** Start of LISTED RECORDS **
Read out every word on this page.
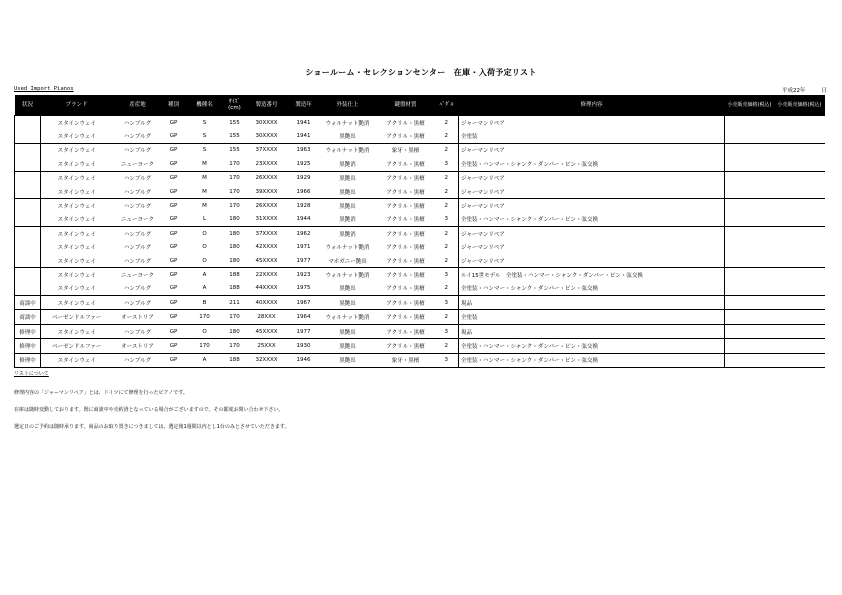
ショールーム・セレクションセンター　在庫・入荷予定リスト
Used Import Pianos	平成22年	日
状況	ブランド	産産地	種別	機種名	ｻｲｽﾞ(cm)	製造番号	製造年	外装仕上	鍵盤材質	ﾍﾟﾀﾞﾙ	修理内容	小売販売価格(税込)	小売販売価格(税込)
	スタインウェイ	ハンブルグ	GP	S	155	30XXXX	1941	ウォルナット艶消	アクリル・黒檀	2	ジャーマンリペア		
	スタインウェイ	ハンブルグ	GP	S	155	30XXXX	1941	黒艶出	アクリル・黒檀	2	全塗装		
	スタインウェイ	ハンブルグ	GP	S	155	37XXXX	1963	ウォルナット艶消	象牙・黒檀	2	ジャーマンリペア		
	スタインウェイ	ニューヨーク	GP	M	170	23XXXX	1925	黒艶消	アクリル・黒檀	3	全塗装・ハンマー・シャンク・ダンパー・ピン・弦交換		
	スタインウェイ	ハンブルグ	GP	M	170	26XXXX	1929	黒艶出	アクリル・黒檀	2	ジャーマンリペア		
	スタインウェイ	ハンブルグ	GP	M	170	39XXXX	1966	黒艶出	アクリル・黒檀	2	ジャーマンリペア		
	スタインウェイ	ハンブルグ	GP	M	170	26XXXX	1928	黒艶出	アクリル・黒檀	2	ジャーマンリペア		
	スタインウェイ	ニューヨーク	GP	L	180	31XXXX	1944	黒艶消	アクリル・黒檀	3	全塗装・ハンマー・シャンク・ダンパー・ピン・弦交換		
	スタインウェイ	ハンブルグ	GP	O	180	37XXXX	1962	黒艶消	アクリル・黒檀	2	ジャーマンリペア		
	スタインウェイ	ハンブルグ	GP	O	180	42XXXX	1971	ウォルナット艶消	アクリル・黒檀	2	ジャーマンリペア		
	スタインウェイ	ハンブルグ	GP	O	180	45XXXX	1977	マホガニー艶出	アクリル・黒檀	2	ジャーマンリペア		
	スタインウェイ	ニューヨーク	GP	A	188	22XXXX	1923	ウォルナット艶消	アクリル・黒檀	3	ルイ15世モデル　全塗装・ハンマー・シャンク・ダンパー・ピン・弦交換		
	スタインウェイ	ハンブルグ	GP	A	188	44XXXX	1975	黒艶出	アクリル・黒檀	2	全塗装・ハンマー・シャンク・ダンパー・ピン・弦交換		
商談中	スタインウェイ	ハンブルグ	GP	B	211	40XXXX	1967	黒艶出	アクリル・黒檀	3	現品		
商談中	ベーゼンドルファー	オーストリア	GP	170	170	28XXX	1964	ウォルナット艶消	アクリル・黒檀	2	全塗装		
修理中	スタインウェイ	ハンブルグ	GP	O	180	45XXXX	1977	黒艶出	アクリル・黒檀	3	現品		
修理中	ベーゼンドルファー	オーストリア	GP	170	170	25XXX	1930	黒艶出	アクリル・黒檀	2	全塗装・ハンマー・シャンク・ダンパー・ピン・弦交換		
修理中	スタインウェイ	ハンブルグ	GP	A	188	32XXXX	1946	黒艶出	象牙・黒檀	3	全塗装・ハンマー・シャンク・ダンパー・ピン・弦交換		
リストについて
修理内容の「ジャーマンリペア」とは、ドイツにて修理を行ったピアノです。
在庫は随時変動しております。既に商談中や売約済となっている場合がございますので、その都度お問い合わせ下さい。
選定日のご予約は随時承ります。商品のお取り置きにつきましては、選定後1週間以内とし1台のみとさせていただきます。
** End of LISTED RECORDS **
_DIRECTIONS FOR THIS TASK:_ Where a line holds the string "ベーゼンドルファー", copy that line.

_RESPONSE TO THIS TASK:_
商談中	ベーゼンドルファー	オーストリア	GP	170	170	28XXX	1964	ウォルナット艶消	アクリル・黒檀	2	全塗装		
修理中	ベーゼンドルファー	オーストリア	GP	170	170	25XXX	1930	黒艶出	アクリル・黒檀	2	全塗装・ハンマー・シャンク・ダンパー・ピン・弦交換		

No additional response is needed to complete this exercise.